*PROBLEM TO SOLVE*:
Each record that follows should be repeated exactly, minus any images.

*DATA RECORDS*:

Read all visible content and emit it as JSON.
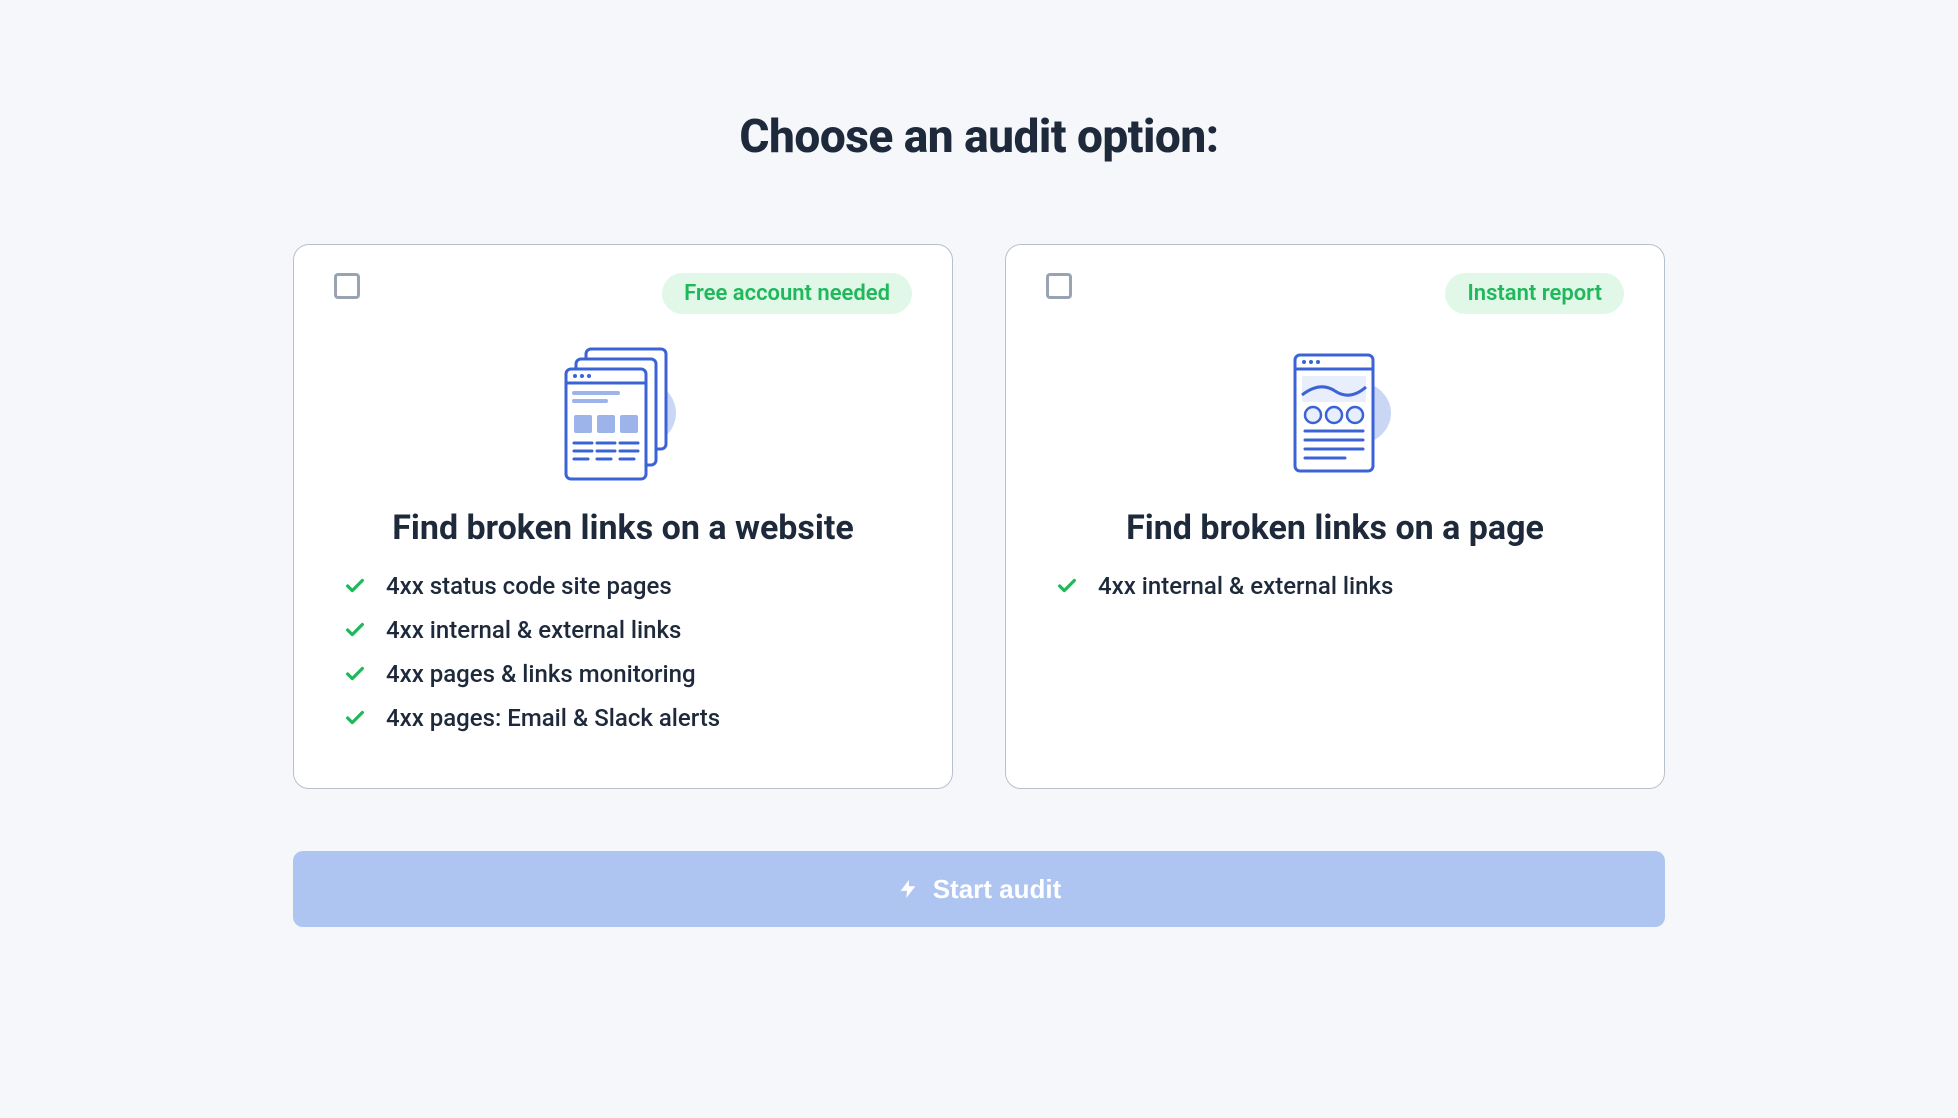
{
  "title": "Choose an audit option:",
  "cards": [
    {
      "badge": "Free account needed",
      "heading": "Find broken links on a website",
      "features": [
        "4xx status code site pages",
        "4xx internal & external links",
        "4xx pages & links monitoring",
        "4xx pages: Email & Slack alerts"
      ]
    },
    {
      "badge": "Instant report",
      "heading": "Find broken links on a page",
      "features": [
        "4xx internal & external links"
      ]
    }
  ],
  "button": "Start audit"
}
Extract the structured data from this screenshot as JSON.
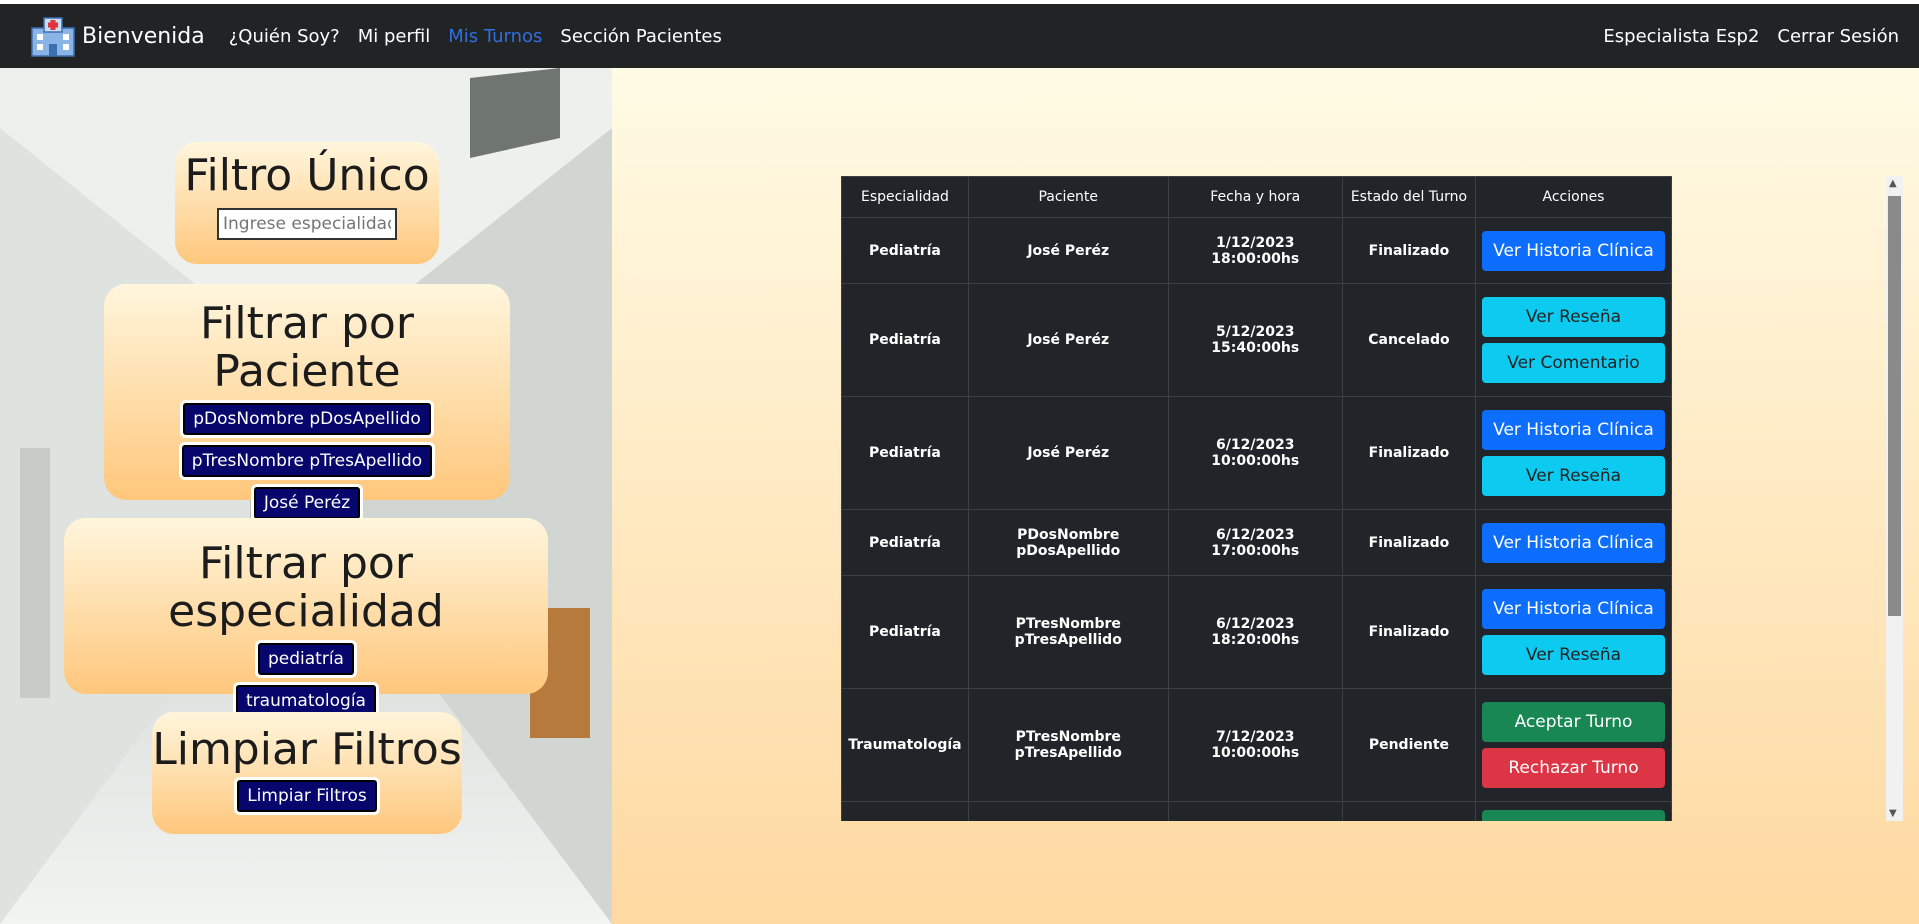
{
  "navbar": {
    "brand": "Bienvenida",
    "links": [
      "¿Quién Soy?",
      "Mi perfil",
      "Mis Turnos",
      "Sección Pacientes"
    ],
    "user": "Especialista Esp2",
    "logout": "Cerrar Sesión"
  },
  "filters": {
    "unique": {
      "title": "Filtro Único",
      "placeholder": "Ingrese especialidad"
    },
    "patient": {
      "title": "Filtrar por Paciente",
      "options": [
        "pDosNombre pDosApellido",
        "pTresNombre pTresApellido",
        "José Peréz"
      ]
    },
    "specialty": {
      "title": "Filtrar por especialidad",
      "options": [
        "pediatría",
        "traumatología"
      ]
    },
    "clear": {
      "title": "Limpiar Filtros",
      "button": "Limpiar Filtros"
    }
  },
  "table": {
    "headers": [
      "Especialidad",
      "Paciente",
      "Fecha y hora",
      "Estado del Turno",
      "Acciones"
    ],
    "rows": [
      {
        "especialidad": "Pediatría",
        "paciente": "José Peréz",
        "fecha": "1/12/2023 18:00:00hs",
        "estado": "Finalizado",
        "acciones": [
          "Ver Historia Clínica"
        ]
      },
      {
        "especialidad": "Pediatría",
        "paciente": "José Peréz",
        "fecha": "5/12/2023 15:40:00hs",
        "estado": "Cancelado",
        "acciones": [
          "Ver Reseña",
          "Ver Comentario"
        ]
      },
      {
        "especialidad": "Pediatría",
        "paciente": "José Peréz",
        "fecha": "6/12/2023 10:00:00hs",
        "estado": "Finalizado",
        "acciones": [
          "Ver Historia Clínica",
          "Ver Reseña"
        ]
      },
      {
        "especialidad": "Pediatría",
        "paciente": "PDosNombre pDosApellido",
        "fecha": "6/12/2023 17:00:00hs",
        "estado": "Finalizado",
        "acciones": [
          "Ver Historia Clínica"
        ]
      },
      {
        "especialidad": "Pediatría",
        "paciente": "PTresNombre pTresApellido",
        "fecha": "6/12/2023 18:20:00hs",
        "estado": "Finalizado",
        "acciones": [
          "Ver Historia Clínica",
          "Ver Reseña"
        ]
      },
      {
        "especialidad": "Traumatología",
        "paciente": "PTresNombre pTresApellido",
        "fecha": "7/12/2023 10:00:00hs",
        "estado": "Pendiente",
        "acciones": [
          "Aceptar Turno",
          "Rechazar Turno"
        ]
      }
    ]
  }
}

*THE ANSWER*:
Read all visible content and emit it as JSON.
{
  "title": "Choose an audit option:",
  "cards": [
    {
      "badge": "Free account needed",
      "heading": "Find broken links on a website",
      "features": [
        "4xx status code site pages",
        "4xx internal & external links",
        "4xx pages & links monitoring",
        "4xx pages: Email & Slack alerts"
      ]
    },
    {
      "badge": "Instant report",
      "heading": "Find broken links on a page",
      "features": [
        "4xx internal & external links"
      ]
    }
  ],
  "button": "Start audit"
}
Extract the structured data from this screenshot as JSON.
{
  "navbar": {
    "brand": "Bienvenida",
    "links": [
      "¿Quién Soy?",
      "Mi perfil",
      "Mis Turnos",
      "Sección Pacientes"
    ],
    "user": "Especialista Esp2",
    "logout": "Cerrar Sesión"
  },
  "filters": {
    "unique": {
      "title": "Filtro Único",
      "placeholder": "Ingrese especialidad"
    },
    "patient": {
      "title": "Filtrar por Paciente",
      "options": [
        "pDosNombre pDosApellido",
        "pTresNombre pTresApellido",
        "José Peréz"
      ]
    },
    "specialty": {
      "title": "Filtrar por especialidad",
      "options": [
        "pediatría",
        "traumatología"
      ]
    },
    "clear": {
      "title": "Limpiar Filtros",
      "button": "Limpiar Filtros"
    }
  },
  "table": {
    "headers": [
      "Especialidad",
      "Paciente",
      "Fecha y hora",
      "Estado del Turno",
      "Acciones"
    ],
    "rows": [
      {
        "especialidad": "Pediatría",
        "paciente": "José Peréz",
        "fecha": "1/12/2023 18:00:00hs",
        "estado": "Finalizado",
        "acciones": [
          "Ver Historia Clínica"
        ]
      },
      {
        "especialidad": "Pediatría",
        "paciente": "José Peréz",
        "fecha": "5/12/2023 15:40:00hs",
        "estado": "Cancelado",
        "acciones": [
          "Ver Reseña",
          "Ver Comentario"
        ]
      },
      {
        "especialidad": "Pediatría",
        "paciente": "José Peréz",
        "fecha": "6/12/2023 10:00:00hs",
        "estado": "Finalizado",
        "acciones": [
          "Ver Historia Clínica",
          "Ver Reseña"
        ]
      },
      {
        "especialidad": "Pediatría",
        "paciente": "PDosNombre pDosApellido",
        "fecha": "6/12/2023 17:00:00hs",
        "estado": "Finalizado",
        "acciones": [
          "Ver Historia Clínica"
        ]
      },
      {
        "especialidad": "Pediatría",
        "paciente": "PTresNombre pTresApellido",
        "fecha": "6/12/2023 18:20:00hs",
        "estado": "Finalizado",
        "acciones": [
          "Ver Historia Clínica",
          "Ver Reseña"
        ]
      },
      {
        "especialidad": "Traumatología",
        "paciente": "PTresNombre pTresApellido",
        "fecha": "7/12/2023 10:00:00hs",
        "estado": "Pendiente",
        "acciones": [
          "Aceptar Turno",
          "Rechazar Turno"
        ]
      }
    ]
  }
}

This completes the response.